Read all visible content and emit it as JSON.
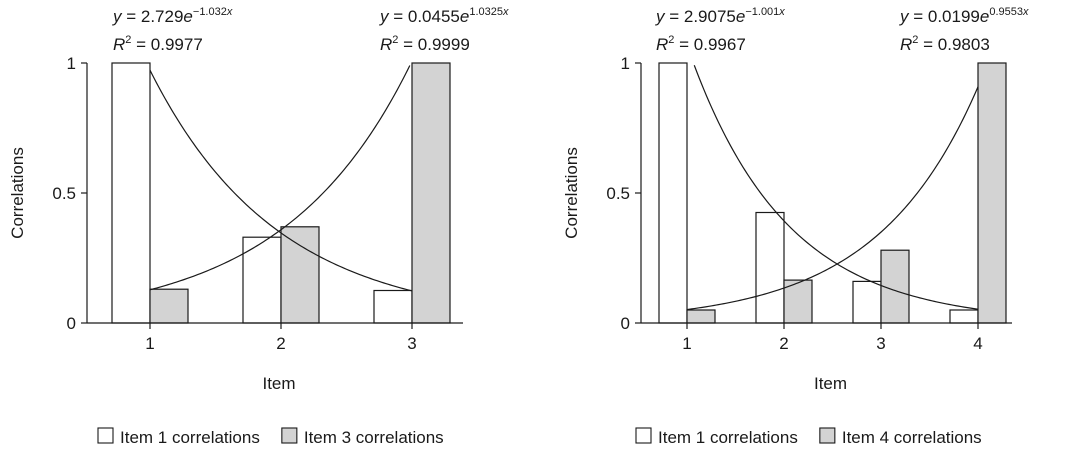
{
  "chart_data": [
    {
      "type": "bar",
      "categories": [
        "1",
        "2",
        "3"
      ],
      "xlabel": "Item",
      "ylabel": "Correlations",
      "ylim": [
        0,
        1
      ],
      "yticks": [
        "0",
        "0.5",
        "1"
      ],
      "series": [
        {
          "name": "Item 1 correlations",
          "values": [
            1.0,
            0.33,
            0.125
          ],
          "color": "#ffffff"
        },
        {
          "name": "Item 3 correlations",
          "values": [
            0.13,
            0.37,
            1.0
          ],
          "color": "#d3d3d3"
        }
      ],
      "trendlines": [
        {
          "a": 2.729,
          "b": -1.032,
          "coef": "2.729",
          "exp": "−1.032",
          "r2": "0.9977",
          "position": "top-left"
        },
        {
          "a": 0.0455,
          "b": 1.0325,
          "coef": "0.0455",
          "exp": "1.0325",
          "r2": "0.9999",
          "position": "top-right"
        }
      ],
      "grid": false,
      "legend_position": "bottom"
    },
    {
      "type": "bar",
      "categories": [
        "1",
        "2",
        "3",
        "4"
      ],
      "xlabel": "Item",
      "ylabel": "Correlations",
      "ylim": [
        0,
        1
      ],
      "yticks": [
        "0",
        "0.5",
        "1"
      ],
      "series": [
        {
          "name": "Item 1 correlations",
          "values": [
            1.0,
            0.425,
            0.16,
            0.05
          ],
          "color": "#ffffff"
        },
        {
          "name": "Item 4 correlations",
          "values": [
            0.05,
            0.165,
            0.28,
            1.0
          ],
          "color": "#d3d3d3"
        }
      ],
      "trendlines": [
        {
          "a": 2.9075,
          "b": -1.001,
          "coef": "2.9075",
          "exp": "−1.001",
          "r2": "0.9967",
          "position": "top-left"
        },
        {
          "a": 0.0199,
          "b": 0.9553,
          "coef": "0.0199",
          "exp": "0.9553",
          "r2": "0.9803",
          "position": "top-right"
        }
      ],
      "grid": false,
      "legend_position": "bottom"
    }
  ]
}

_DESCRIPTION OF THE TASK_
Give all the lines above again, character for character, without pictures.

_WRITTEN SOLUTION_
Read all visible content and emit it as JSON.
{
  "chart_data": [
    {
      "type": "bar",
      "categories": [
        "1",
        "2",
        "3"
      ],
      "xlabel": "Item",
      "ylabel": "Correlations",
      "ylim": [
        0,
        1
      ],
      "yticks": [
        "0",
        "0.5",
        "1"
      ],
      "series": [
        {
          "name": "Item 1 correlations",
          "values": [
            1.0,
            0.33,
            0.125
          ],
          "color": "#ffffff"
        },
        {
          "name": "Item 3 correlations",
          "values": [
            0.13,
            0.37,
            1.0
          ],
          "color": "#d3d3d3"
        }
      ],
      "trendlines": [
        {
          "a": 2.729,
          "b": -1.032,
          "coef": "2.729",
          "exp": "−1.032",
          "r2": "0.9977",
          "position": "top-left"
        },
        {
          "a": 0.0455,
          "b": 1.0325,
          "coef": "0.0455",
          "exp": "1.0325",
          "r2": "0.9999",
          "position": "top-right"
        }
      ],
      "grid": false,
      "legend_position": "bottom"
    },
    {
      "type": "bar",
      "categories": [
        "1",
        "2",
        "3",
        "4"
      ],
      "xlabel": "Item",
      "ylabel": "Correlations",
      "ylim": [
        0,
        1
      ],
      "yticks": [
        "0",
        "0.5",
        "1"
      ],
      "series": [
        {
          "name": "Item 1 correlations",
          "values": [
            1.0,
            0.425,
            0.16,
            0.05
          ],
          "color": "#ffffff"
        },
        {
          "name": "Item 4 correlations",
          "values": [
            0.05,
            0.165,
            0.28,
            1.0
          ],
          "color": "#d3d3d3"
        }
      ],
      "trendlines": [
        {
          "a": 2.9075,
          "b": -1.001,
          "coef": "2.9075",
          "exp": "−1.001",
          "r2": "0.9967",
          "position": "top-left"
        },
        {
          "a": 0.0199,
          "b": 0.9553,
          "coef": "0.0199",
          "exp": "0.9553",
          "r2": "0.9803",
          "position": "top-right"
        }
      ],
      "grid": false,
      "legend_position": "bottom"
    }
  ]
}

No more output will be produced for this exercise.